◆ PROBLEM DESCRIPTION:
Repeat the full listing, word for word.

◆ EXTRACTED RECORDS:
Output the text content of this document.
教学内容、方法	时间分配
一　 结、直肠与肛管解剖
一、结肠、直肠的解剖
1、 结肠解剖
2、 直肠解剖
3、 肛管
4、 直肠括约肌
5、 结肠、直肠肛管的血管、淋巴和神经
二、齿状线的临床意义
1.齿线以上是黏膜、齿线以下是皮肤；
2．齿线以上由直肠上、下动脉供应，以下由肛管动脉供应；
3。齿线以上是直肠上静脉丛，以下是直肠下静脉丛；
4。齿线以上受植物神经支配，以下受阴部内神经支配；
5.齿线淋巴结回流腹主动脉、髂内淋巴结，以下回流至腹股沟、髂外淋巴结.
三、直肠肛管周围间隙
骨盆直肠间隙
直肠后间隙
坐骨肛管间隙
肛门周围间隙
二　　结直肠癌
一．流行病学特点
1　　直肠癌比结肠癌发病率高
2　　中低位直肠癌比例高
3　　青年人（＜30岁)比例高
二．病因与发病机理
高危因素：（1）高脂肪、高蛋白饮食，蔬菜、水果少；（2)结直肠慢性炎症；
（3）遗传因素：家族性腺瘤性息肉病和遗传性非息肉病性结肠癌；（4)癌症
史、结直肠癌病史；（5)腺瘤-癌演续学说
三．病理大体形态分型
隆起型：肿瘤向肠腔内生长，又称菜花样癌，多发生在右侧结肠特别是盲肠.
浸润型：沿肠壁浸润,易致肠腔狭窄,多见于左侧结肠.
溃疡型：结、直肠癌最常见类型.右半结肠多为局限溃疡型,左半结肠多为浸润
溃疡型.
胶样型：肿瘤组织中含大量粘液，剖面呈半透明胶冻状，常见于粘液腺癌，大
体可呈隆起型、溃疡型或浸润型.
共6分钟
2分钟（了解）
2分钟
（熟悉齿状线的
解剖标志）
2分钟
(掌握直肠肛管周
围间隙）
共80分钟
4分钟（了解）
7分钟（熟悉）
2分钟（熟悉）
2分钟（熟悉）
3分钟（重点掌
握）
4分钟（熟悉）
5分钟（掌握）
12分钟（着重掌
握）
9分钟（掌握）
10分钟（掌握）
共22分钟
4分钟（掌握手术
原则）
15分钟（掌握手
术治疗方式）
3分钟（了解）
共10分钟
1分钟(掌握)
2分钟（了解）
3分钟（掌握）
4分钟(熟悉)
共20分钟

◆ SOLUTION TO THIS PROBLEM:
Output the text content of this document.
教学内容、方法	时间分配
一　 结、直肠与肛管解剖
一、结肠、直肠的解剖
1、 结肠解剖
2、 直肠解剖
3、 肛管
4、 直肠括约肌
5、 结肠、直肠肛管的血管、淋巴和神经
二、齿状线的临床意义
1.齿线以上是黏膜、齿线以下是皮肤；
2．齿线以上由直肠上、下动脉供应，以下由肛管动脉供应；
3。齿线以上是直肠上静脉丛，以下是直肠下静脉丛；
4。齿线以上受植物神经支配，以下受阴部内神经支配；
5.齿线淋巴结回流腹主动脉、髂内淋巴结，以下回流至腹股沟、髂外淋巴结.
三、直肠肛管周围间隙
骨盆直肠间隙
直肠后间隙
坐骨肛管间隙
肛门周围间隙
二　　结直肠癌
一．流行病学特点
1　　直肠癌比结肠癌发病率高
2　　中低位直肠癌比例高
3　　青年人（＜30岁)比例高
二．病因与发病机理
高危因素：（1）高脂肪、高蛋白饮食，蔬菜、水果少；（2)结直肠慢性炎症；
（3）遗传因素：家族性腺瘤性息肉病和遗传性非息肉病性结肠癌；（4)癌症
史、结直肠癌病史；（5)腺瘤-癌演续学说
三．病理大体形态分型
隆起型：肿瘤向肠腔内生长，又称菜花样癌，多发生在右侧结肠特别是盲肠.
浸润型：沿肠壁浸润,易致肠腔狭窄,多见于左侧结肠.
溃疡型：结、直肠癌最常见类型.右半结肠多为局限溃疡型,左半结肠多为浸润
溃疡型.
胶样型：肿瘤组织中含大量粘液，剖面呈半透明胶冻状，常见于粘液腺癌，大
体可呈隆起型、溃疡型或浸润型.
共6分钟
2分钟（了解）
2分钟
（熟悉齿状线的
解剖标志）
2分钟
(掌握直肠肛管周
围间隙）
共80分钟
4分钟（了解）
7分钟（熟悉）
2分钟（熟悉）
2分钟（熟悉）
3分钟（重点掌
握）
4分钟（熟悉）
5分钟（掌握）
12分钟（着重掌
握）
9分钟（掌握）
10分钟（掌握）
共22分钟
4分钟（掌握手术
原则）
15分钟（掌握手
术治疗方式）
3分钟（了解）
共10分钟
1分钟(掌握)
2分钟（了解）
3分钟（掌握）
4分钟(熟悉)
共20分钟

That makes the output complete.